(Figure contents as structured data)
---*---
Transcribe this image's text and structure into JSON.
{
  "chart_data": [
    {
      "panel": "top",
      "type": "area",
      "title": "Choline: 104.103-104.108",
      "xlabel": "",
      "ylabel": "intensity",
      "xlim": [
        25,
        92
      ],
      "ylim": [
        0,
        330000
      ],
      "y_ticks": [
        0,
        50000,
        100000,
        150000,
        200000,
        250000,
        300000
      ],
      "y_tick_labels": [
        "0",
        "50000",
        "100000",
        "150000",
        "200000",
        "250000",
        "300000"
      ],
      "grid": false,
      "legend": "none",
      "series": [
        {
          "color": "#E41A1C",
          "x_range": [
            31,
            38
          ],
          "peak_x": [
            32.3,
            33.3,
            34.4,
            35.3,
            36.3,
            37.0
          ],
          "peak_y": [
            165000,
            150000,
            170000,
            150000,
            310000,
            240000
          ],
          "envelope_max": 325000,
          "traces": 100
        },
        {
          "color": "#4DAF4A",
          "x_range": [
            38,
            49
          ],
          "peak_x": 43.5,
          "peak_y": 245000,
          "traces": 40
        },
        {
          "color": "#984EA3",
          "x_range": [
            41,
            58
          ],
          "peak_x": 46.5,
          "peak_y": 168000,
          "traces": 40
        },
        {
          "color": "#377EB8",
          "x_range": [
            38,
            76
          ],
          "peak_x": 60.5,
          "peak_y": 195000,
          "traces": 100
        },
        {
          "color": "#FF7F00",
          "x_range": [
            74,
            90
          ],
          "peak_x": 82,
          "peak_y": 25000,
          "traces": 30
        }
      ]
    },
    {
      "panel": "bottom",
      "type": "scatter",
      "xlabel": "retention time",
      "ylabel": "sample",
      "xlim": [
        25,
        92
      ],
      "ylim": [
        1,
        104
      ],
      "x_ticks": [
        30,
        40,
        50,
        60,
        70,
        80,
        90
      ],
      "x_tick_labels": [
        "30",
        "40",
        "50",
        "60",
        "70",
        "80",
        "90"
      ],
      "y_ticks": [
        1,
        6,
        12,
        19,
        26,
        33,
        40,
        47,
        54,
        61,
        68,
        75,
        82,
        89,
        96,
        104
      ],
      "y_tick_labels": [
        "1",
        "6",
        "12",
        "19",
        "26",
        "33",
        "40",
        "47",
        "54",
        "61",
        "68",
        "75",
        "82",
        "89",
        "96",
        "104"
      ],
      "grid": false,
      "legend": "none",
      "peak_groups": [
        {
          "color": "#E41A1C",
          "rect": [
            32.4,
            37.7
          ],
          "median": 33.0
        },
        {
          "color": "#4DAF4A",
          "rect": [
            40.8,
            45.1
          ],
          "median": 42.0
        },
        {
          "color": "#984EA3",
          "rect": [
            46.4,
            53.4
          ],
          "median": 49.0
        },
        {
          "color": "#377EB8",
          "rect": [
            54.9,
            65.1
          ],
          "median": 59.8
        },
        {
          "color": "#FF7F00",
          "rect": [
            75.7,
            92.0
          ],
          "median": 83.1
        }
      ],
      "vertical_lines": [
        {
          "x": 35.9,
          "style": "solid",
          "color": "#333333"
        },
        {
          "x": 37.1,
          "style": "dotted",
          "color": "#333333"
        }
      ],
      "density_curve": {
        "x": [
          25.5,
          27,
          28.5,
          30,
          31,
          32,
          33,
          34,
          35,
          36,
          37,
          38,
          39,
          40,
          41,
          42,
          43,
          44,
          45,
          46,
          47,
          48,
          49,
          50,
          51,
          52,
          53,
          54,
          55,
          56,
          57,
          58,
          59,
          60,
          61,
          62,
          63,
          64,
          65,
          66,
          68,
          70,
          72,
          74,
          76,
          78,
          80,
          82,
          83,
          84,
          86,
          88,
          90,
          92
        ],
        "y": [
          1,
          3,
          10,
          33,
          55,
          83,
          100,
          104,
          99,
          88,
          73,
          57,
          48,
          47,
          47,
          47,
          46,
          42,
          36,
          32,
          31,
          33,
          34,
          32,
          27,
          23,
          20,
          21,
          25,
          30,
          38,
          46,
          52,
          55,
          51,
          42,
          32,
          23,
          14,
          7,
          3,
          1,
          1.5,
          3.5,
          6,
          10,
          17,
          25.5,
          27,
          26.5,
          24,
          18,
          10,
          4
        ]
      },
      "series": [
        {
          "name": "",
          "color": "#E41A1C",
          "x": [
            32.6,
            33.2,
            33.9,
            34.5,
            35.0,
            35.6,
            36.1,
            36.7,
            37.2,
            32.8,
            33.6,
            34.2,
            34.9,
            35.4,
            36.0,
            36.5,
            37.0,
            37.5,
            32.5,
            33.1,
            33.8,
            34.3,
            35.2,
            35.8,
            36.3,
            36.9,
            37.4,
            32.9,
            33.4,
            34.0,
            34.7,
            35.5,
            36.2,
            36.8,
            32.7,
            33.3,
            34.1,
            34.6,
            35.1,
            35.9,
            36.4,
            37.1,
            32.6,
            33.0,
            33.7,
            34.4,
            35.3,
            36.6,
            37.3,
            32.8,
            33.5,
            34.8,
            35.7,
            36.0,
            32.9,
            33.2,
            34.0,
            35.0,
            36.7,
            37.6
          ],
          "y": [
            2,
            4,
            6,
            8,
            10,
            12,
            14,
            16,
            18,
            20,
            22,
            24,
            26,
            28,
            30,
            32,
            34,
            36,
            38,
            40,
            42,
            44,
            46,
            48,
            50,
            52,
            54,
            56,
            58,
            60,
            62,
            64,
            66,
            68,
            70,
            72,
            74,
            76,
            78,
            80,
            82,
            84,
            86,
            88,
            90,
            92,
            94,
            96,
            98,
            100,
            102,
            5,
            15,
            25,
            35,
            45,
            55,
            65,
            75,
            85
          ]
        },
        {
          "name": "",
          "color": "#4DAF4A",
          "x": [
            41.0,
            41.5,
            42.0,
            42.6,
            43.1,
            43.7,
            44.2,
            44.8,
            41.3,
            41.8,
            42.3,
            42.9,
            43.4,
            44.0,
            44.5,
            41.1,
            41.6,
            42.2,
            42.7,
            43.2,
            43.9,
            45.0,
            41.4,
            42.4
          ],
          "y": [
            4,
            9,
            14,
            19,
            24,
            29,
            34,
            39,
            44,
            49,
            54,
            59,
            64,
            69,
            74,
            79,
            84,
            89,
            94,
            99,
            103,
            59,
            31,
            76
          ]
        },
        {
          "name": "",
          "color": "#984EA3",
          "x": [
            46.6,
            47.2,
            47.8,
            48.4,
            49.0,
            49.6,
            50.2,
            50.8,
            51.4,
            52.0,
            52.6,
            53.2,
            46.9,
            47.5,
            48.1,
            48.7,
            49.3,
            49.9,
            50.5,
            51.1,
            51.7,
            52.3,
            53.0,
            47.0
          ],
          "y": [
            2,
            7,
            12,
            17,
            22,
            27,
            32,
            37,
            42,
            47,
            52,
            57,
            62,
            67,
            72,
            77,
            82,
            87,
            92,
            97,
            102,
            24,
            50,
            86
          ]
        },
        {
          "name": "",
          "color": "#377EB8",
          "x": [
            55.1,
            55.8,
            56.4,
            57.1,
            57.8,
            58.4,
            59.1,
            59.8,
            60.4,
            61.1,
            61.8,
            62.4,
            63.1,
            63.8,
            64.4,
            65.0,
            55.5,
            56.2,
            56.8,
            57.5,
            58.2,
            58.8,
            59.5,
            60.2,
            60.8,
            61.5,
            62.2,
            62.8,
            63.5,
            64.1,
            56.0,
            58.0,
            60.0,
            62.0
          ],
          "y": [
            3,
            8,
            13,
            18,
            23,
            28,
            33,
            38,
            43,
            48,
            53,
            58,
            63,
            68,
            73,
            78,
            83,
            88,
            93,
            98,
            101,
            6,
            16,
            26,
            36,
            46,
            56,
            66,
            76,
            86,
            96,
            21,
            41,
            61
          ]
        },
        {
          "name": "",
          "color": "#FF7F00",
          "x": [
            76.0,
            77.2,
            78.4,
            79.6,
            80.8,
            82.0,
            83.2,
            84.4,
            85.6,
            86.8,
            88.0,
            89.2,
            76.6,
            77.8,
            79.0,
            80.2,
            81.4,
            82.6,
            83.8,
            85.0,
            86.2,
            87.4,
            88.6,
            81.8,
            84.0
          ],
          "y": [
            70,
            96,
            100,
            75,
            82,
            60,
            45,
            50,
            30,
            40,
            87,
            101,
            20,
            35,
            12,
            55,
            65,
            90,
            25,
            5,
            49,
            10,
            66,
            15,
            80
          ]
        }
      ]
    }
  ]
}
---*---
THE REQUEST: Using the material above, gather every line that includes "median".

SOLUTION TO THE PROBLEM:
          "median": 33.0
          "median": 42.0
          "median": 49.0
          "median": 59.8
          "median": 83.1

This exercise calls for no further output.